▶ [Records shown]
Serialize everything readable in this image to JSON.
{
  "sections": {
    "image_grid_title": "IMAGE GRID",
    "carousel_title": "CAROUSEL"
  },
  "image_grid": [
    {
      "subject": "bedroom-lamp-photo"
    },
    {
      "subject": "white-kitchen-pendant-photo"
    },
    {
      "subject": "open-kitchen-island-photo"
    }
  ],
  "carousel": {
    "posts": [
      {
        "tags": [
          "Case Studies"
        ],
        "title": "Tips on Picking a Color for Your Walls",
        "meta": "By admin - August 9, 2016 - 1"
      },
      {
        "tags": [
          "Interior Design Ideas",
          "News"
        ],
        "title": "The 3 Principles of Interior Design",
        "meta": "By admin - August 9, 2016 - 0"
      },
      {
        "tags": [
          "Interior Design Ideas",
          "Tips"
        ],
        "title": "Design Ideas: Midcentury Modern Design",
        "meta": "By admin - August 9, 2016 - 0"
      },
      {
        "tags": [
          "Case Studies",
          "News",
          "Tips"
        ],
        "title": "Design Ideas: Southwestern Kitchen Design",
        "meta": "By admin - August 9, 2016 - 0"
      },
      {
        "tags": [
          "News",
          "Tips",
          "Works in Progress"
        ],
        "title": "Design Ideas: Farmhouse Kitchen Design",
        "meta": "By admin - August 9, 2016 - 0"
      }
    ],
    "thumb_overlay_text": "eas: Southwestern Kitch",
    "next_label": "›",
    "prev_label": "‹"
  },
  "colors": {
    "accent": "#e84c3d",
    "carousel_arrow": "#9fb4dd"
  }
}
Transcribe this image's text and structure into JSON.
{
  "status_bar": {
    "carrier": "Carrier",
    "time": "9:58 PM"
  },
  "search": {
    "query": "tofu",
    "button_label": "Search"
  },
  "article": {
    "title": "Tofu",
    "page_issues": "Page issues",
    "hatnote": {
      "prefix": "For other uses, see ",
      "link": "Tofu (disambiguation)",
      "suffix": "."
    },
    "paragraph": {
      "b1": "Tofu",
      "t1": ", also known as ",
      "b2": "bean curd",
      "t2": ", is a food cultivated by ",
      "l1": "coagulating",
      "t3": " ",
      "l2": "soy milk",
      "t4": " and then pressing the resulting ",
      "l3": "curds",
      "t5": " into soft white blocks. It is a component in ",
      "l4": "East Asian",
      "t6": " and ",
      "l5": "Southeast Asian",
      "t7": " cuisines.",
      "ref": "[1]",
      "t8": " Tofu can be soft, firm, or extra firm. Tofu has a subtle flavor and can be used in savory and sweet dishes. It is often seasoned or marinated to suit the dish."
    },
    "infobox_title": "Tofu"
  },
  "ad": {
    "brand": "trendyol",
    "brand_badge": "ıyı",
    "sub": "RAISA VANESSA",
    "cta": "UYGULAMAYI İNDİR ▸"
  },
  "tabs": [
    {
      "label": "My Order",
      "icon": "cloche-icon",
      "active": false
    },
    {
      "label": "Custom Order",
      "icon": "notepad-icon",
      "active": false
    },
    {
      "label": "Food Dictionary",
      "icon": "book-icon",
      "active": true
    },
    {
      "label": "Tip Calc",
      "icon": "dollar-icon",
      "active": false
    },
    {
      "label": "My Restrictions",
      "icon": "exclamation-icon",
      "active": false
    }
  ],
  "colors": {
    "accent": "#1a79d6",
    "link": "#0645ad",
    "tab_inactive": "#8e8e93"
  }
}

▶ [Task instructions] Go through the listing and copy all of it exactly.

▶ [Task result]
Serialize everything readable in this image to JSON.
{
  "sections": {
    "image_grid_title": "IMAGE GRID",
    "carousel_title": "CAROUSEL"
  },
  "image_grid": [
    {
      "subject": "bedroom-lamp-photo"
    },
    {
      "subject": "white-kitchen-pendant-photo"
    },
    {
      "subject": "open-kitchen-island-photo"
    }
  ],
  "carousel": {
    "posts": [
      {
        "tags": [
          "Case Studies"
        ],
        "title": "Tips on Picking a Color for Your Walls",
        "meta": "By admin - August 9, 2016 - 1"
      },
      {
        "tags": [
          "Interior Design Ideas",
          "News"
        ],
        "title": "The 3 Principles of Interior Design",
        "meta": "By admin - August 9, 2016 - 0"
      },
      {
        "tags": [
          "Interior Design Ideas",
          "Tips"
        ],
        "title": "Design Ideas: Midcentury Modern Design",
        "meta": "By admin - August 9, 2016 - 0"
      },
      {
        "tags": [
          "Case Studies",
          "News",
          "Tips"
        ],
        "title": "Design Ideas: Southwestern Kitchen Design",
        "meta": "By admin - August 9, 2016 - 0"
      },
      {
        "tags": [
          "News",
          "Tips",
          "Works in Progress"
        ],
        "title": "Design Ideas: Farmhouse Kitchen Design",
        "meta": "By admin - August 9, 2016 - 0"
      }
    ],
    "thumb_overlay_text": "eas: Southwestern Kitch",
    "next_label": "›",
    "prev_label": "‹"
  },
  "colors": {
    "accent": "#e84c3d",
    "carousel_arrow": "#9fb4dd"
  }
}
Transcribe this image's text and structure into JSON.
{
  "status_bar": {
    "carrier": "Carrier",
    "time": "9:58 PM"
  },
  "search": {
    "query": "tofu",
    "button_label": "Search"
  },
  "article": {
    "title": "Tofu",
    "page_issues": "Page issues",
    "hatnote": {
      "prefix": "For other uses, see ",
      "link": "Tofu (disambiguation)",
      "suffix": "."
    },
    "paragraph": {
      "b1": "Tofu",
      "t1": ", also known as ",
      "b2": "bean curd",
      "t2": ", is a food cultivated by ",
      "l1": "coagulating",
      "t3": " ",
      "l2": "soy milk",
      "t4": " and then pressing the resulting ",
      "l3": "curds",
      "t5": " into soft white blocks. It is a component in ",
      "l4": "East Asian",
      "t6": " and ",
      "l5": "Southeast Asian",
      "t7": " cuisines.",
      "ref": "[1]",
      "t8": " Tofu can be soft, firm, or extra firm. Tofu has a subtle flavor and can be used in savory and sweet dishes. It is often seasoned or marinated to suit the dish."
    },
    "infobox_title": "Tofu"
  },
  "ad": {
    "brand": "trendyol",
    "brand_badge": "ıyı",
    "sub": "RAISA VANESSA",
    "cta": "UYGULAMAYI İNDİR ▸"
  },
  "tabs": [
    {
      "label": "My Order",
      "icon": "cloche-icon",
      "active": false
    },
    {
      "label": "Custom Order",
      "icon": "notepad-icon",
      "active": false
    },
    {
      "label": "Food Dictionary",
      "icon": "book-icon",
      "active": true
    },
    {
      "label": "Tip Calc",
      "icon": "dollar-icon",
      "active": false
    },
    {
      "label": "My Restrictions",
      "icon": "exclamation-icon",
      "active": false
    }
  ],
  "colors": {
    "accent": "#1a79d6",
    "link": "#0645ad",
    "tab_inactive": "#8e8e93"
  }
}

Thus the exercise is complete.